## [Tareas a realizar]
- 1) Duplique literalmente un pasaje del fragmento sobre los glaciares ecuatorianos: comience en las palabras que contienen "Impresionantes" y deténgase después de "la superficie terrestre.".
- 2) Retome el texto sobre el retroceso de los glaciares andinos y prosiga su redacción a partir de la última oración.

━━━━━ Fragmento proporcionado ━━━━━

Los geólogos que estudiaron en los años cincuenta los nevados ecuatorianos tam­bién se percataron del proceso de contrac­ción de las masas glaciares andinas. El ya citado Sauer, un científico que trabajó largo tiempo en el Ecuador y que incluso ocupó el cargo de geólogo del Estado prestó mucha atención al fenómeno. Por lo menos una de las pruebas la obtuvo en el Cerro Hermoso, la montaña más alta de la legendaria cordi­llera de los Llanganatis. Basado en estudios que anteriormente habían hecho Andrade Marín y la misión Kakabadse en 1936 y en 1940, respectivamente, determinó que ahí los glaciares habían desaparecido en un bre­vísimo lapso de entre quince y veinte años. De hecho, en los años cincuenta, el hielo ya solo se acumulaba de manera esporádica en las cumbres del macizo. Nada que ver por lo tanto con lo que midieron Reiss y Stübel casi siete décadas atrás. Ambos geólogos com­probaron la existencia de grandes bancos de nieve en cotas tan bajas como los 4 242 m. Actualmente se barajan muchas hipótesis pera explicar este colapso. En unos casos se echa la culpa a las altas concentraciones de CO2; en definitiva, al modelo energético “carbonizado” que impera en el mundo. Pero estudios más recientes y más sólidos están relacionando el fenómeno con el calentamiento del océano Pacífico. El Niño, por lo visto, es un evento que propicia su mengua, mientras que La Niña produce efectos contrarios.

Impresionantes

Glaciares-4Los glaciares acumulan más del 75% del agua dulce del mundo y, a su vez, estos representan el 10% de la superficie terrestre.

━━━━━ Datos de entrada ━━━━━

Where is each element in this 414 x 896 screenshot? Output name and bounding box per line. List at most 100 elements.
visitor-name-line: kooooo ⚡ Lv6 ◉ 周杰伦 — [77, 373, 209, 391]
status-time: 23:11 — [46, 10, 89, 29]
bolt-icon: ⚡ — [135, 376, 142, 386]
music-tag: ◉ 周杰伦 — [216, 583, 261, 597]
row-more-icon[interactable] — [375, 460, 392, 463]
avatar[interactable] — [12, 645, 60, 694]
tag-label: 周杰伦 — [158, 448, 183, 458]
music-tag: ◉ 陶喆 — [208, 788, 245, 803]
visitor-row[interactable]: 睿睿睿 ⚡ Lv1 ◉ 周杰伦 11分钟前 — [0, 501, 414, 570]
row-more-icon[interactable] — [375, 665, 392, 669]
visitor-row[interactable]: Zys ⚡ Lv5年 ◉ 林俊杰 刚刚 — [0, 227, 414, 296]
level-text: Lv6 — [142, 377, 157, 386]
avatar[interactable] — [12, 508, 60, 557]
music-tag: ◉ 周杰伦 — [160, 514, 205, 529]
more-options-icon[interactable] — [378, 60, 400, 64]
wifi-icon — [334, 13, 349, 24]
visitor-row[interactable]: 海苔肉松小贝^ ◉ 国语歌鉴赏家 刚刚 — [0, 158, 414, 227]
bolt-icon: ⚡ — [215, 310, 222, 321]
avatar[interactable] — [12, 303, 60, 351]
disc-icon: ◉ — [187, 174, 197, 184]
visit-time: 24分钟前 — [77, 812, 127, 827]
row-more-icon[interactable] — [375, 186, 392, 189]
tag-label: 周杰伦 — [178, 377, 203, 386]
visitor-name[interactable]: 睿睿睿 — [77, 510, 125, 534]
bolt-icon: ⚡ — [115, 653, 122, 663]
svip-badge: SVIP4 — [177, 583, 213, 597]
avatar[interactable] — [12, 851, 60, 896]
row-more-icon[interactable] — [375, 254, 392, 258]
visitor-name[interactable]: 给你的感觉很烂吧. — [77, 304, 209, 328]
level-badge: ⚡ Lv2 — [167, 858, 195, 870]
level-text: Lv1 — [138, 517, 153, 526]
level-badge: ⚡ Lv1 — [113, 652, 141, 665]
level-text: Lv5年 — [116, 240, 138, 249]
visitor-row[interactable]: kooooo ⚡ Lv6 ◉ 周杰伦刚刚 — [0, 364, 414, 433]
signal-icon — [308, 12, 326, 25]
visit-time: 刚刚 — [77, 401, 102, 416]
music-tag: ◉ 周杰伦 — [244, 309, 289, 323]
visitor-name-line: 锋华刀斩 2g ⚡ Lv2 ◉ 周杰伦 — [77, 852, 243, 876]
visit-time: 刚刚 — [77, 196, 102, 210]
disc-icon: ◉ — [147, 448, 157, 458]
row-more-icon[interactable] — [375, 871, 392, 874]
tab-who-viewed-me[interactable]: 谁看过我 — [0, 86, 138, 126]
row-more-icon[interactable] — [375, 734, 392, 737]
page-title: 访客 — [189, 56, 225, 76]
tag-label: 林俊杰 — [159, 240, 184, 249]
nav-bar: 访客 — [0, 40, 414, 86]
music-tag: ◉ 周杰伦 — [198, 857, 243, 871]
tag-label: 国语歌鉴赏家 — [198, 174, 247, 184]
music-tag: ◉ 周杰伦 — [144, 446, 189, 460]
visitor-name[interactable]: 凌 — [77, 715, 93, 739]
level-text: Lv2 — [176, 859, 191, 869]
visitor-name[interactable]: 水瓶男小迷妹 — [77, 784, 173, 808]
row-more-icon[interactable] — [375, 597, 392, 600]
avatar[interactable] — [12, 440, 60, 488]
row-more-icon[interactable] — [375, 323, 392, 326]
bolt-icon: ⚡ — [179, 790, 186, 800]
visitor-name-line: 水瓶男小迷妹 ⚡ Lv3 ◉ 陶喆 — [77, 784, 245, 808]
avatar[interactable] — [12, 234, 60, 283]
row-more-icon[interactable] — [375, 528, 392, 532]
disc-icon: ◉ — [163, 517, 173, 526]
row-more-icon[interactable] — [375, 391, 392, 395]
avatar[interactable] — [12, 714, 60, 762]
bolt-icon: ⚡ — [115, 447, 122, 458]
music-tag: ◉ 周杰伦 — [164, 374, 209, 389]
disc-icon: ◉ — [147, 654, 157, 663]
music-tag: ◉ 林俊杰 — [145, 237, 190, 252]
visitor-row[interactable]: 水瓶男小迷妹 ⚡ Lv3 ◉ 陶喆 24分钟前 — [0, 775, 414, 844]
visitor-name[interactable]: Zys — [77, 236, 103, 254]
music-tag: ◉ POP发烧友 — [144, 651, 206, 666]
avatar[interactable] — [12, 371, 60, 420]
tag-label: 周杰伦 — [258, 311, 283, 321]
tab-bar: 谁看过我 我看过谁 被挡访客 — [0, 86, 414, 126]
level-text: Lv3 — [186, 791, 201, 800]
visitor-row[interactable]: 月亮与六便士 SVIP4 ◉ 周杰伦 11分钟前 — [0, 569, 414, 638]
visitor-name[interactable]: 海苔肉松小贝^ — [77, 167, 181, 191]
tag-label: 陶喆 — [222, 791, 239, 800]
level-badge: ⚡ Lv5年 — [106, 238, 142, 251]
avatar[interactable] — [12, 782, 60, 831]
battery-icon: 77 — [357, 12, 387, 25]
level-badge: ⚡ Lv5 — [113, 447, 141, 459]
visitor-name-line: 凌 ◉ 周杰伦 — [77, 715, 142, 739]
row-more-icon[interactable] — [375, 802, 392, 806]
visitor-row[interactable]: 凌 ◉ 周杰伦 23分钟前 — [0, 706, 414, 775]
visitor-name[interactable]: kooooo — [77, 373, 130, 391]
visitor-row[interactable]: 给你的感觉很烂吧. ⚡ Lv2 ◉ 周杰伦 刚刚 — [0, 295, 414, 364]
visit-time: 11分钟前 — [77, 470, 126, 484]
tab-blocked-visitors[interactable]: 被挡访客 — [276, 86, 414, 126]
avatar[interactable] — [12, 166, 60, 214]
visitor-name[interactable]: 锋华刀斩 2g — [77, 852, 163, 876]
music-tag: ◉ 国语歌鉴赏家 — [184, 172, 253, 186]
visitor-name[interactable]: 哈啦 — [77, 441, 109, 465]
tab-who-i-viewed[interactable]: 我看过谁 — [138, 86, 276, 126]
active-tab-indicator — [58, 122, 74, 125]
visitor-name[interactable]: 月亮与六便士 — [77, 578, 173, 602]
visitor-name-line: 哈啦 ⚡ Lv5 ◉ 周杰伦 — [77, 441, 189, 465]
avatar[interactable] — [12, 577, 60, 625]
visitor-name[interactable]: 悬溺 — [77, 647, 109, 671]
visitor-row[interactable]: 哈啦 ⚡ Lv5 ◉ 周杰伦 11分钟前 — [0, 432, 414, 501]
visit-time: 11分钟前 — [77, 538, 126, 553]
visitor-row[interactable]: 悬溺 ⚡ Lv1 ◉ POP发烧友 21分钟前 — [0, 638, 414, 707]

━━━━━

## [Resultados por tarea]
- 1)
Impresionantes

Glaciares-4Los glaciares acumulan más del 75% del agua dulce del mundo y, a su vez, estos representan el 10% de la superficie terrestre.

- 2)
1. GLACIAR PERITO MORENO (ARGENTINA) Sin duda, es uno de los glaciares más conocidos e impresionantes del mundo. Con cinco kilómetros de longitud y 60 metros de altura.

2. GLACIAR PETERMANN (GROENLANDIA) Situado en el noroeste de Groenlandia, esta gran lengua de hielo de 70 km de longitud y 15 km de anchura es el glaciar más grande del hemisferio norte.

3. GLACIAR NEGRO Y JOKULSARLON (ISLANDIA) Es el mayor lago glaciar de Islandia, dada su situación geográfica, durante el invierno se pueden contemplar algunas de las auroras boreales más impresionantes del mundo.

4. GLACIAR DEL KILIMANJARO (TANZANIA) Con 5 892 metros, es la montaña más alta de África.

5. GLACIAR DE OLDEN (NORUEGA) Es muy visitado y destino de numerosos cruceros que navegan por los fiordos. El glaciar está situado a unos 15 km del pueblo de Olden.

6. GLACIAR GREY (CHILE) Tiene seis kilómetros de ancho y más de 30 metros de altura. Debido al aumento de las temperaturas, actualmente el glaciar está en retroceso y pierde superficie a lo largo de los años.